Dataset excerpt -
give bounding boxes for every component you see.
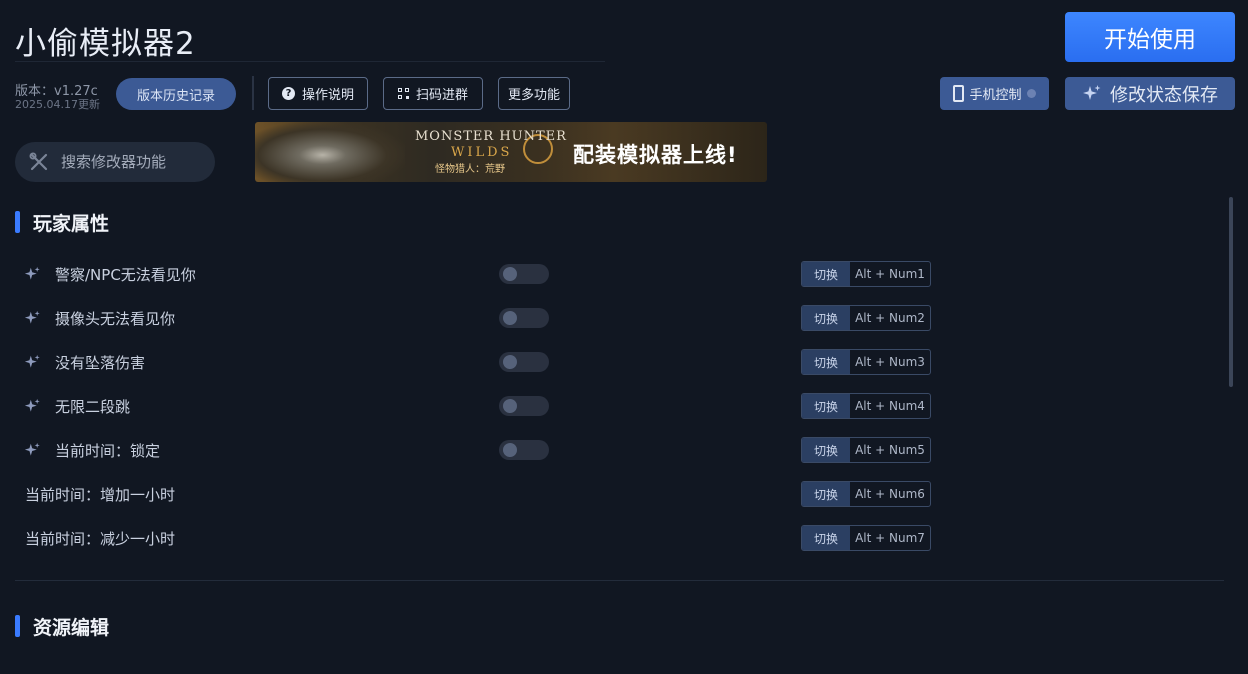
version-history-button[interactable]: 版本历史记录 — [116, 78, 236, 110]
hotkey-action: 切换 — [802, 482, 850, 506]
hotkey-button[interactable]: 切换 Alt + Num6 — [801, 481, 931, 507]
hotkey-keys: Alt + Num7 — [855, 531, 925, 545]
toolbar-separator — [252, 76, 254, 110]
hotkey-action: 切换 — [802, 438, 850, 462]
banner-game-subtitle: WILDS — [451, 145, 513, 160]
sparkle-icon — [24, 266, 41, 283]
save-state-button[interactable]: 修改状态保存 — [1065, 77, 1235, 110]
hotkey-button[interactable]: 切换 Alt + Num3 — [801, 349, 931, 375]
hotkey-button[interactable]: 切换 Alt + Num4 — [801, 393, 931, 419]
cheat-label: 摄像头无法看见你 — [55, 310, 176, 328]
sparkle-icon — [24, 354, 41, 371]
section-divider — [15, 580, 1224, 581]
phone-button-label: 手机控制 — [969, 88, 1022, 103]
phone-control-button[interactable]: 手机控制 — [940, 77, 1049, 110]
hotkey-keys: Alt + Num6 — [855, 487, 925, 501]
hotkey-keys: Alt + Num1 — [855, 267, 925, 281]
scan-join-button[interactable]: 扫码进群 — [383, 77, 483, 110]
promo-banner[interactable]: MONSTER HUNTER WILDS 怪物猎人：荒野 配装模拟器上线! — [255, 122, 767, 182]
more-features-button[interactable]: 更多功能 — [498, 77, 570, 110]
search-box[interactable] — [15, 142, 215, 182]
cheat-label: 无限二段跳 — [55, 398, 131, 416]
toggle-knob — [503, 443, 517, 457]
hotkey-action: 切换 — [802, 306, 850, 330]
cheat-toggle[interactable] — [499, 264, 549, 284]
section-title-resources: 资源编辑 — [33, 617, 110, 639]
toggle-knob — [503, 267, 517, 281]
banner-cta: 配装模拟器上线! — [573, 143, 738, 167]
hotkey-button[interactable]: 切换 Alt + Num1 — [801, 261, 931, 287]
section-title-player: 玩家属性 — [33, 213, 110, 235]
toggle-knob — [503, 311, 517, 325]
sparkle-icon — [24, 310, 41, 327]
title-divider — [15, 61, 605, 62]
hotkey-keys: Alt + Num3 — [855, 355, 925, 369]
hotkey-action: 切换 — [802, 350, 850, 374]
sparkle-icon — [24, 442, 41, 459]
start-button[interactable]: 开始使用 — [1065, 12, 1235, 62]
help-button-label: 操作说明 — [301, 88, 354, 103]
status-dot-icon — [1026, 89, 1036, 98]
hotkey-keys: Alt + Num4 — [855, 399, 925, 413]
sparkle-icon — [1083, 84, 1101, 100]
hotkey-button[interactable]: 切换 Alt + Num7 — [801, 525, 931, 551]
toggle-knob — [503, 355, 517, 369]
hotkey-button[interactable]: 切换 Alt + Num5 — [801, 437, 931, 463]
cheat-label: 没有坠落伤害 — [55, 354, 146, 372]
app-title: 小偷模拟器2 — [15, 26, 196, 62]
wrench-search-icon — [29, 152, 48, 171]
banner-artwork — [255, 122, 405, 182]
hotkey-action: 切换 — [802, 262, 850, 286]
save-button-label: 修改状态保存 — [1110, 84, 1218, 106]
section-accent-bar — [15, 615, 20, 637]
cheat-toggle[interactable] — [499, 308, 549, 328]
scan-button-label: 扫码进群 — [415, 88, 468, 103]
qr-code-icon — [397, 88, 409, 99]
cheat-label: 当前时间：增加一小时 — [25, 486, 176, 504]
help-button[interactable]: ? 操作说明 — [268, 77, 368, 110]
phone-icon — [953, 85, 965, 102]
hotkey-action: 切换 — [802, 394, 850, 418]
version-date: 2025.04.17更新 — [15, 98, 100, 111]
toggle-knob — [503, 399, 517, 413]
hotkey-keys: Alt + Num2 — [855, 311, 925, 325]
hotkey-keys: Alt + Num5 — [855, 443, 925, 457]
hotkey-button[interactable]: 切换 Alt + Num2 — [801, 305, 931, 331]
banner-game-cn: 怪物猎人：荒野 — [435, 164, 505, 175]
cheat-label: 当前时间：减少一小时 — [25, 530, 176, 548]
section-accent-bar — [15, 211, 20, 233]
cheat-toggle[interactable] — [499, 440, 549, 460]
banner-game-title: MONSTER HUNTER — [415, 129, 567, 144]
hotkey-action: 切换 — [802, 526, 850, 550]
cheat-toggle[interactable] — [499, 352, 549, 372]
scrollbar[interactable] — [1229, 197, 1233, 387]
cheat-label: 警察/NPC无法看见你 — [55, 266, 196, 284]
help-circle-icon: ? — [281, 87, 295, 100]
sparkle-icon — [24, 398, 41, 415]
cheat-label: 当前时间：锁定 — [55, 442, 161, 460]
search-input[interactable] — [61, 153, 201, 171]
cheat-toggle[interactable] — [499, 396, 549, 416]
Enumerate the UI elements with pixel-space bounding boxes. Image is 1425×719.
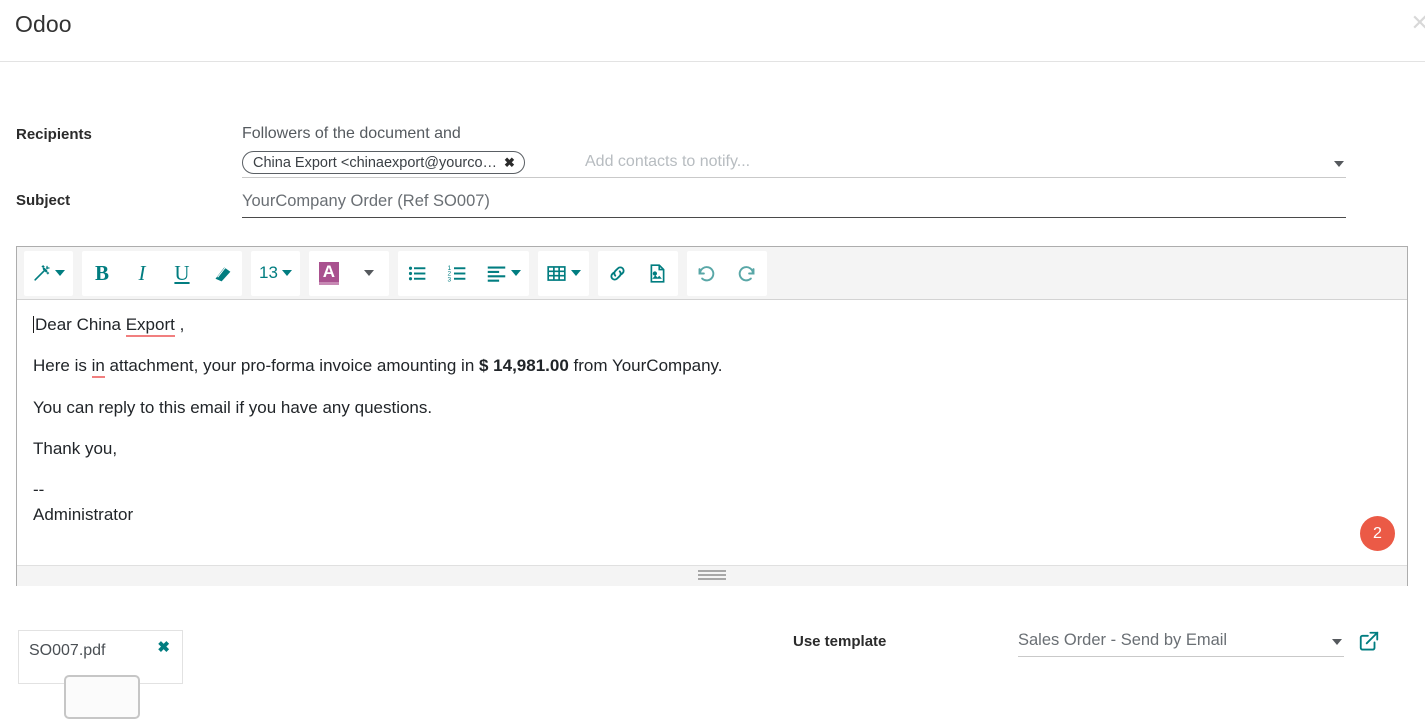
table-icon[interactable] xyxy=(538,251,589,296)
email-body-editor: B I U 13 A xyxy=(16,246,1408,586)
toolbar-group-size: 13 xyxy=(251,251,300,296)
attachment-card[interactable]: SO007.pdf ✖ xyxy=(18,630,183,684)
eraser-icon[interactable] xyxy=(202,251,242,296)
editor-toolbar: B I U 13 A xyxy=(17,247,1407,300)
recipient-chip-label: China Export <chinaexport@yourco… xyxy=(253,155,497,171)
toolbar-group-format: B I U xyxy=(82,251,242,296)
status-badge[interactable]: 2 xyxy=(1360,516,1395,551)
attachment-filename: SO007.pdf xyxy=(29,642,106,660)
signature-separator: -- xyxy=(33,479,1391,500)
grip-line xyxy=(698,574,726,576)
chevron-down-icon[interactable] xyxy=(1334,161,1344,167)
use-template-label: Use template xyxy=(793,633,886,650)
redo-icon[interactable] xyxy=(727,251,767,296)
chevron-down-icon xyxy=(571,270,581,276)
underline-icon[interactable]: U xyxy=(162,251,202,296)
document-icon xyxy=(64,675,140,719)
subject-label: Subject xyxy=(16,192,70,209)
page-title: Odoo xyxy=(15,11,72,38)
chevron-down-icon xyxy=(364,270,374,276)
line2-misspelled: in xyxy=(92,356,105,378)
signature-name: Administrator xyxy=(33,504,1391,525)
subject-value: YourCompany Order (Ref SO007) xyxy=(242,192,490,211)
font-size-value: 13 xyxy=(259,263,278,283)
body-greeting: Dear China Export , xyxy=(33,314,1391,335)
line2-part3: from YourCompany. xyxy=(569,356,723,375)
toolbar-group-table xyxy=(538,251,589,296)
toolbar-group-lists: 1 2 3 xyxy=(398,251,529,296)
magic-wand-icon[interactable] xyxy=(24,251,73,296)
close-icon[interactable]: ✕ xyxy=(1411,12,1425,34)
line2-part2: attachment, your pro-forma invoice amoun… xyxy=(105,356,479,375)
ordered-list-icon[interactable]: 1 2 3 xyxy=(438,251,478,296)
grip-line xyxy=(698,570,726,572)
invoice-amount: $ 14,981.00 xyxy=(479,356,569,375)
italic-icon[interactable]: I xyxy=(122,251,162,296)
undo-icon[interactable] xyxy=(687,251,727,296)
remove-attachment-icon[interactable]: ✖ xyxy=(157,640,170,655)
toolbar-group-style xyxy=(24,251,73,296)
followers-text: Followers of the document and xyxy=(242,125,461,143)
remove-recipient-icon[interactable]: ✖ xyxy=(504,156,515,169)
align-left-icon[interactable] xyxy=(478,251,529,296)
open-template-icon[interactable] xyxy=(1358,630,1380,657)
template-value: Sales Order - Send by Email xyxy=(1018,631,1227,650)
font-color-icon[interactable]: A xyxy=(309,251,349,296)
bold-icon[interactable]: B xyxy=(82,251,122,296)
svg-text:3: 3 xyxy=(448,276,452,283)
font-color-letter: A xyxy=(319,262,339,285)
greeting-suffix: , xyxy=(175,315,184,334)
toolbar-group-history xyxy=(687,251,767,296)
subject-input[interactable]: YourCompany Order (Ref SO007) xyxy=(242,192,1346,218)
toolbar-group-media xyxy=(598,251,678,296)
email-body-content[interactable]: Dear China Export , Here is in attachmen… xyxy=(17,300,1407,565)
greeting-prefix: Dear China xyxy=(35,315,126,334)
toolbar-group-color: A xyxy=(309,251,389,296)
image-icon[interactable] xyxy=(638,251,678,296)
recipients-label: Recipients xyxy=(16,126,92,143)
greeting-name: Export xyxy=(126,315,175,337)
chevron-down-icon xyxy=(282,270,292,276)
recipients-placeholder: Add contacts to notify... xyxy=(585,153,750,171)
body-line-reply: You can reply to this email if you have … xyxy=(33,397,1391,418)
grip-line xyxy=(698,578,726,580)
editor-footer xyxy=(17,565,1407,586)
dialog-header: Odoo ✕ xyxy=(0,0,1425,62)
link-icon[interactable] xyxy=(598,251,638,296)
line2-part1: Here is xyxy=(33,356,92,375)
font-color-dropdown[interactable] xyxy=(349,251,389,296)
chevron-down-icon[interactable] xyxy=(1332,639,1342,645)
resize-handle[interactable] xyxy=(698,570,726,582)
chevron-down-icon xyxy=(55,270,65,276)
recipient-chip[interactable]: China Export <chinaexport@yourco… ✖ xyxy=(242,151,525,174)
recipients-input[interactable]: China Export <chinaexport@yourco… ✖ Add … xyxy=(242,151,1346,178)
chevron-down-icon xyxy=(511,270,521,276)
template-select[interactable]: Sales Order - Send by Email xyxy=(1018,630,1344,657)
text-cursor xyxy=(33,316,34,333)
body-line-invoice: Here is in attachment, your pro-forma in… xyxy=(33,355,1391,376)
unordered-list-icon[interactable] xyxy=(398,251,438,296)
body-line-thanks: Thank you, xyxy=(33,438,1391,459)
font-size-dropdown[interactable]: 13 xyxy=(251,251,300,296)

WHAT YOU HAVE TO DO -
Present the listing lines starting at the one containing "version-history-button[interactable]: 版本历史记录 —" and ending at the one containing "hotkey-keys: Alt + Num7", both included, as a Markdown table with columns n and Line, skipping any blank lines.

REPLY TO THE TASK -
| n | Line |
|---|---|
| 1 | version-history-button[interactable]: 版本历史记录 — [116, 78, 236, 110] |
| 2 | hotkey-action: 切换 — [802, 482, 850, 506] |
| 3 | hotkey-button[interactable]: 切换 Alt + Num6 — [801, 481, 931, 507] |
| 4 | hotkey-keys: Alt + Num7 — [855, 531, 925, 545] |